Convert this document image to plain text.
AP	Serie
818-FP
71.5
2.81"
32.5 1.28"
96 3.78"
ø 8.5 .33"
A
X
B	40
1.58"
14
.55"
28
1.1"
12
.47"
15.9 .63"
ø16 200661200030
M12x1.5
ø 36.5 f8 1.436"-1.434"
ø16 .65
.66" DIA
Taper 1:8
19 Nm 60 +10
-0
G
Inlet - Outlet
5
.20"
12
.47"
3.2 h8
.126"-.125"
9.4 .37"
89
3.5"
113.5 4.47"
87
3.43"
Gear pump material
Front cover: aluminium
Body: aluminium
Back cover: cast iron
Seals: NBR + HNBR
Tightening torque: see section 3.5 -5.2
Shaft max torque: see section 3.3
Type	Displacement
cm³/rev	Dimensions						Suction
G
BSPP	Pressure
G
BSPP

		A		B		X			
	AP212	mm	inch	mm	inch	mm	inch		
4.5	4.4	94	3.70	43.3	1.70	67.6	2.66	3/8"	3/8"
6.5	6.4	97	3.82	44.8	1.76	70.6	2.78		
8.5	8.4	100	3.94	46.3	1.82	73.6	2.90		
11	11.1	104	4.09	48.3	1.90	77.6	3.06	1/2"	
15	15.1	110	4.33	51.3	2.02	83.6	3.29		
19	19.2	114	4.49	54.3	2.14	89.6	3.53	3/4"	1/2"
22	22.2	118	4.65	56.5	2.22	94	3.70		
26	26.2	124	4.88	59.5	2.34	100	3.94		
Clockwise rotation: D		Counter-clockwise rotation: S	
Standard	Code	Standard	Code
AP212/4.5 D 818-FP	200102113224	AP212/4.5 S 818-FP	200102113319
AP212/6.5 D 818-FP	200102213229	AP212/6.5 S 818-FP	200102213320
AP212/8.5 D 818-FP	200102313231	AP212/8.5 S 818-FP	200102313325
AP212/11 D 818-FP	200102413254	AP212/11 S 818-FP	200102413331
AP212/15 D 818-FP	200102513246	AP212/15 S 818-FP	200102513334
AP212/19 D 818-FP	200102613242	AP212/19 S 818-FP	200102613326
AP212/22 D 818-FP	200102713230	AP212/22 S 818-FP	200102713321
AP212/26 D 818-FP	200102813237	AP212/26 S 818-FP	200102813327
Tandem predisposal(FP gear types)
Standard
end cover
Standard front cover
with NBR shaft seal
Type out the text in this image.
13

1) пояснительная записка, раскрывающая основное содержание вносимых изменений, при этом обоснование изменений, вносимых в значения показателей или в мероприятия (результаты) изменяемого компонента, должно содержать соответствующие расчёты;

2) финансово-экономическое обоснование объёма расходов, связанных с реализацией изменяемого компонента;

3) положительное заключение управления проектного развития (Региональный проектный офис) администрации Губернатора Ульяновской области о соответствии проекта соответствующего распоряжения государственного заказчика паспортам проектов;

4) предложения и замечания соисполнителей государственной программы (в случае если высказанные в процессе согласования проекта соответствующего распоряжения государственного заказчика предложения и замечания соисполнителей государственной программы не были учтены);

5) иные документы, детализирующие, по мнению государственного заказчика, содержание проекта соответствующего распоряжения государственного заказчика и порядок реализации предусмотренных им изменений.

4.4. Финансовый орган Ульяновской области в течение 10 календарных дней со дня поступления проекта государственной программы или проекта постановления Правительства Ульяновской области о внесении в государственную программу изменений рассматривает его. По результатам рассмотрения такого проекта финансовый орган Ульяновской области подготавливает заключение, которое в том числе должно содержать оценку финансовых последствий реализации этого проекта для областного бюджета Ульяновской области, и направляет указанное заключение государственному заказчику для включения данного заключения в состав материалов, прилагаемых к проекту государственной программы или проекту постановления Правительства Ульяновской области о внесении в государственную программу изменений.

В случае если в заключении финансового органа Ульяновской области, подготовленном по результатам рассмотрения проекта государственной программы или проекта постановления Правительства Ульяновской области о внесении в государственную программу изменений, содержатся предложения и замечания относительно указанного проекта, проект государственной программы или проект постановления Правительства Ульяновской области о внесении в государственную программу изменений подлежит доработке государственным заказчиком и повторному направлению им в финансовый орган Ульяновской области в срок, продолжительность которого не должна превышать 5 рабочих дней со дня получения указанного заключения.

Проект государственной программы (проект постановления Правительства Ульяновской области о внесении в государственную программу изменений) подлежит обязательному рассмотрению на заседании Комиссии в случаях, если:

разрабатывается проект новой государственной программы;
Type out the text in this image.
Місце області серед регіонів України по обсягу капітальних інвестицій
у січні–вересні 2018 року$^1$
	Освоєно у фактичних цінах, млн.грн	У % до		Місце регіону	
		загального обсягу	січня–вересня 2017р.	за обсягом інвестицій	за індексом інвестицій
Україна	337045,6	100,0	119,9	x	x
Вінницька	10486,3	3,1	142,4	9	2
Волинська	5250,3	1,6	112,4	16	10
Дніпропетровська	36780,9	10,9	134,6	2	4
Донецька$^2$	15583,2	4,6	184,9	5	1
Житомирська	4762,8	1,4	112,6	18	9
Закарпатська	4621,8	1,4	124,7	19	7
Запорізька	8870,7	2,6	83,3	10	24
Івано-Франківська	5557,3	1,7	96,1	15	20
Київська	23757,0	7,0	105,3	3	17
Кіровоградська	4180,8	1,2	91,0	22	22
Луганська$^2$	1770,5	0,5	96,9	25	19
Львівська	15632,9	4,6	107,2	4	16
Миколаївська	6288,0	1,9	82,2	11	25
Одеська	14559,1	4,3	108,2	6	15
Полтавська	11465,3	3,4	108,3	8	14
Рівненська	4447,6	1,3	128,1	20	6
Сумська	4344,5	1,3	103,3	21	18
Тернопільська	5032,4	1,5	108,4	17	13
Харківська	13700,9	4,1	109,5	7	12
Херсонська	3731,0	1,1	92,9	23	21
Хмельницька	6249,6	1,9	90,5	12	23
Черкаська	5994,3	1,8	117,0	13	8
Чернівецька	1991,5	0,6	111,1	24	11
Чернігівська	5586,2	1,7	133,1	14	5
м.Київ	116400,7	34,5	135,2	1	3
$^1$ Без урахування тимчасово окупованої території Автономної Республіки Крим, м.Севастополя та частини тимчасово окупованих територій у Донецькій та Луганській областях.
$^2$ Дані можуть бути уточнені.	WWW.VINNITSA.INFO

______

* PROBLEM DESCRIPTION *
Copy the records above exactly.

* EXERCISE SOLUTION *
Convert this document image to plain text.
AP	Serie
818-FP
71.5
2.81"
32.5 1.28"
96 3.78"
ø 8.5 .33"
A
X
B	40
1.58"
14
.55"
28
1.1"
12
.47"
15.9 .63"
ø16 200661200030
M12x1.5
ø 36.5 f8 1.436"-1.434"
ø16 .65
.66" DIA
Taper 1:8
19 Nm 60 +10
-0
G
Inlet - Outlet
5
.20"
12
.47"
3.2 h8
.126"-.125"
9.4 .37"
89
3.5"
113.5 4.47"
87
3.43"
Gear pump material
Front cover: aluminium
Body: aluminium
Back cover: cast iron
Seals: NBR + HNBR
Tightening torque: see section 3.5 -5.2
Shaft max torque: see section 3.3
Type	Displacement
cm³/rev	Dimensions						Suction
G
BSPP	Pressure
G
BSPP

		A		B		X			
	AP212	mm	inch	mm	inch	mm	inch		
4.5	4.4	94	3.70	43.3	1.70	67.6	2.66	3/8"	3/8"
6.5	6.4	97	3.82	44.8	1.76	70.6	2.78		
8.5	8.4	100	3.94	46.3	1.82	73.6	2.90		
11	11.1	104	4.09	48.3	1.90	77.6	3.06	1/2"	
15	15.1	110	4.33	51.3	2.02	83.6	3.29		
19	19.2	114	4.49	54.3	2.14	89.6	3.53	3/4"	1/2"
22	22.2	118	4.65	56.5	2.22	94	3.70		
26	26.2	124	4.88	59.5	2.34	100	3.94		
Clockwise rotation: D		Counter-clockwise rotation: S	
Standard	Code	Standard	Code
AP212/4.5 D 818-FP	200102113224	AP212/4.5 S 818-FP	200102113319
AP212/6.5 D 818-FP	200102213229	AP212/6.5 S 818-FP	200102213320
AP212/8.5 D 818-FP	200102313231	AP212/8.5 S 818-FP	200102313325
AP212/11 D 818-FP	200102413254	AP212/11 S 818-FP	200102413331
AP212/15 D 818-FP	200102513246	AP212/15 S 818-FP	200102513334
AP212/19 D 818-FP	200102613242	AP212/19 S 818-FP	200102613326
AP212/22 D 818-FP	200102713230	AP212/22 S 818-FP	200102713321
AP212/26 D 818-FP	200102813237	AP212/26 S 818-FP	200102813327
Tandem predisposal(FP gear types)
Standard
end cover
Standard front cover
with NBR shaft seal
Type out the text in this image.
13

1) пояснительная записка, раскрывающая основное содержание вносимых изменений, при этом обоснование изменений, вносимых в значения показателей или в мероприятия (результаты) изменяемого компонента, должно содержать соответствующие расчёты;

2) финансово-экономическое обоснование объёма расходов, связанных с реализацией изменяемого компонента;

3) положительное заключение управления проектного развития (Региональный проектный офис) администрации Губернатора Ульяновской области о соответствии проекта соответствующего распоряжения государственного заказчика паспортам проектов;

4) предложения и замечания соисполнителей государственной программы (в случае если высказанные в процессе согласования проекта соответствующего распоряжения государственного заказчика предложения и замечания соисполнителей государственной программы не были учтены);

5) иные документы, детализирующие, по мнению государственного заказчика, содержание проекта соответствующего распоряжения государственного заказчика и порядок реализации предусмотренных им изменений.

4.4. Финансовый орган Ульяновской области в течение 10 календарных дней со дня поступления проекта государственной программы или проекта постановления Правительства Ульяновской области о внесении в государственную программу изменений рассматривает его. По результатам рассмотрения такого проекта финансовый орган Ульяновской области подготавливает заключение, которое в том числе должно содержать оценку финансовых последствий реализации этого проекта для областного бюджета Ульяновской области, и направляет указанное заключение государственному заказчику для включения данного заключения в состав материалов, прилагаемых к проекту государственной программы или проекту постановления Правительства Ульяновской области о внесении в государственную программу изменений.

В случае если в заключении финансового органа Ульяновской области, подготовленном по результатам рассмотрения проекта государственной программы или проекта постановления Правительства Ульяновской области о внесении в государственную программу изменений, содержатся предложения и замечания относительно указанного проекта, проект государственной программы или проект постановления Правительства Ульяновской области о внесении в государственную программу изменений подлежит доработке государственным заказчиком и повторному направлению им в финансовый орган Ульяновской области в срок, продолжительность которого не должна превышать 5 рабочих дней со дня получения указанного заключения.

Проект государственной программы (проект постановления Правительства Ульяновской области о внесении в государственную программу изменений) подлежит обязательному рассмотрению на заседании Комиссии в случаях, если:

разрабатывается проект новой государственной программы;
Type out the text in this image.
Місце області серед регіонів України по обсягу капітальних інвестицій
у січні–вересні 2018 року$^1$
	Освоєно у фактичних цінах, млн.грн	У % до		Місце регіону	
		загального обсягу	січня–вересня 2017р.	за обсягом інвестицій	за індексом інвестицій
Україна	337045,6	100,0	119,9	x	x
Вінницька	10486,3	3,1	142,4	9	2
Волинська	5250,3	1,6	112,4	16	10
Дніпропетровська	36780,9	10,9	134,6	2	4
Донецька$^2$	15583,2	4,6	184,9	5	1
Житомирська	4762,8	1,4	112,6	18	9
Закарпатська	4621,8	1,4	124,7	19	7
Запорізька	8870,7	2,6	83,3	10	24
Івано-Франківська	5557,3	1,7	96,1	15	20
Київська	23757,0	7,0	105,3	3	17
Кіровоградська	4180,8	1,2	91,0	22	22
Луганська$^2$	1770,5	0,5	96,9	25	19
Львівська	15632,9	4,6	107,2	4	16
Миколаївська	6288,0	1,9	82,2	11	25
Одеська	14559,1	4,3	108,2	6	15
Полтавська	11465,3	3,4	108,3	8	14
Рівненська	4447,6	1,3	128,1	20	6
Сумська	4344,5	1,3	103,3	21	18
Тернопільська	5032,4	1,5	108,4	17	13
Харківська	13700,9	4,1	109,5	7	12
Херсонська	3731,0	1,1	92,9	23	21
Хмельницька	6249,6	1,9	90,5	12	23
Черкаська	5994,3	1,8	117,0	13	8
Чернівецька	1991,5	0,6	111,1	24	11
Чернігівська	5586,2	1,7	133,1	14	5
м.Київ	116400,7	34,5	135,2	1	3
$^1$ Без урахування тимчасово окупованої території Автономної Республіки Крим, м.Севастополя та частини тимчасово окупованих територій у Донецькій та Луганській областях.
$^2$ Дані можуть бути уточнені.	WWW.VINNITSA.INFO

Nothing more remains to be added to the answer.